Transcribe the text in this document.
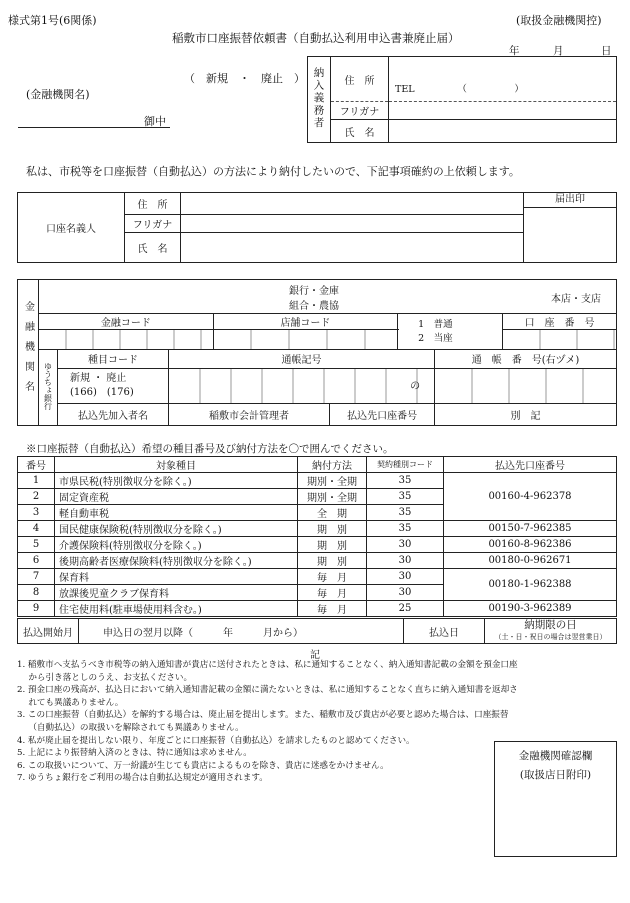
様式第1号(6関係)	(取扱金融機関控)
稲敷市口座振替依頼書（自動払込利用申込書兼廃止届）
年	月	日
（　新規　・　廃止　）
(金融機関名)
御中	納入義務者	住　所	TEL　　　　　（　　　　　）
	フリガナ	
	氏　名	
私は、市税等を口座振替（自動払込）の方法により納付したいので、下記事項確約の上依頼します。
口座名義人	住　所		届出印

	フリガナ		
	氏　名		
金融機関名	
銀行・金庫
組合・農協
本店・支店

金融コード	店舗コード	1　普通
2　当座
	口　座　番　号

ゆうちょ銀行	種目コード	通帳記号	通　帳　番　号(右ヅメ)

新規 ・ 廃止
(166)　(176)

の

払込先加入者名	稲敷市会計管理者	払込先口座番号	別　記
※口座振替（自動払込）希望の種目番号及び納付方法を〇で囲んでください。
番号	対象種目	納付方法	契約種別コード	払込先口座番号
1	市県民税(特別徴収分を除く。)	期別・全期	35	00160-4-962378
2	固定資産税	期別・全期	35	
3	軽自動車税	全　期	35	
4	国民健康保険税(特別徴収分を除く。)	期　別	35	00150-7-962385
5	介護保険料(特別徴収分を除く。)	期　別	30	00160-8-962386
6	後期高齢者医療保険料(特別徴収分を除く。)	期　別	30	00180-0-962671
7	保育料	毎　月	30	00180-1-962388
8	放課後児童クラブ保育料	毎　月	30	
9	住宅使用料(駐車場使用料含む。)	毎　月	25	00190-3-962389
払込開始月	申込日の翌月以降（　　　年　　　月から）	払込日	
納期限の日
（土・日・祝日の場合は翌営業日）
記
1. 稲敷市へ支払うべき市税等の納入通知書が貴店に送付されたときは、私に通知することなく、納入通知書記載の金額を預金口座
　 から引き落としのうえ、お支払ください。
2. 預金口座の残高が、払込日において納入通知書記載の金額に満たないときは、私に通知することなく直ちに納入通知書を返却さ
　 れても異議ありません。
3. この口座振替（自動払込）を解約する場合は、廃止届を提出します。また、稲敷市及び貴店が必要と認めた場合は、口座振替
　 （自動払込）の取扱いを解除されても異議ありません。
4. 私が廃止届を提出しない限り、年度ごとに口座振替（自動払込）を請求したものと認めてください。
5. 上記により振替納入済のときは、特に通知は求めません。
6. この取扱いについて、万一紛議が生じても貴店によるものを除き、貴店に迷惑をかけません。
7. ゆうちょ銀行をご利用の場合は自動払込規定が適用されます。
金融機関確認欄
(取扱店日附印)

• **What is asked**: Do not include images; quote all of the entries above exactly.

• **Task result**:
Transcribe the text in this document.
様式第1号(6関係)	(取扱金融機関控)
稲敷市口座振替依頼書（自動払込利用申込書兼廃止届）
年	月	日
（　新規　・　廃止　）
(金融機関名)
御中	納入義務者	住　所	TEL　　　　　（　　　　　）
	フリガナ	
	氏　名	
私は、市税等を口座振替（自動払込）の方法により納付したいので、下記事項確約の上依頼します。
口座名義人	住　所		届出印

	フリガナ		
	氏　名		
金融機関名	
銀行・金庫
組合・農協
本店・支店

金融コード	店舗コード	1　普通
2　当座
	口　座　番　号

ゆうちょ銀行	種目コード	通帳記号	通　帳　番　号(右ヅメ)

新規 ・ 廃止
(166)　(176)

の

払込先加入者名	稲敷市会計管理者	払込先口座番号	別　記
※口座振替（自動払込）希望の種目番号及び納付方法を〇で囲んでください。
番号	対象種目	納付方法	契約種別コード	払込先口座番号
1	市県民税(特別徴収分を除く。)	期別・全期	35	00160-4-962378
2	固定資産税	期別・全期	35	
3	軽自動車税	全　期	35	
4	国民健康保険税(特別徴収分を除く。)	期　別	35	00150-7-962385
5	介護保険料(特別徴収分を除く。)	期　別	30	00160-8-962386
6	後期高齢者医療保険料(特別徴収分を除く。)	期　別	30	00180-0-962671
7	保育料	毎　月	30	00180-1-962388
8	放課後児童クラブ保育料	毎　月	30	
9	住宅使用料(駐車場使用料含む。)	毎　月	25	00190-3-962389
払込開始月	申込日の翌月以降（　　　年　　　月から）	払込日	
納期限の日
（土・日・祝日の場合は翌営業日）
記
1. 稲敷市へ支払うべき市税等の納入通知書が貴店に送付されたときは、私に通知することなく、納入通知書記載の金額を預金口座
　 から引き落としのうえ、お支払ください。
2. 預金口座の残高が、払込日において納入通知書記載の金額に満たないときは、私に通知することなく直ちに納入通知書を返却さ
　 れても異議ありません。
3. この口座振替（自動払込）を解約する場合は、廃止届を提出します。また、稲敷市及び貴店が必要と認めた場合は、口座振替
　 （自動払込）の取扱いを解除されても異議ありません。
4. 私が廃止届を提出しない限り、年度ごとに口座振替（自動払込）を請求したものと認めてください。
5. 上記により振替納入済のときは、特に通知は求めません。
6. この取扱いについて、万一紛議が生じても貴店によるものを除き、貴店に迷惑をかけません。
7. ゆうちょ銀行をご利用の場合は自動払込規定が適用されます。
金融機関確認欄
(取扱店日附印)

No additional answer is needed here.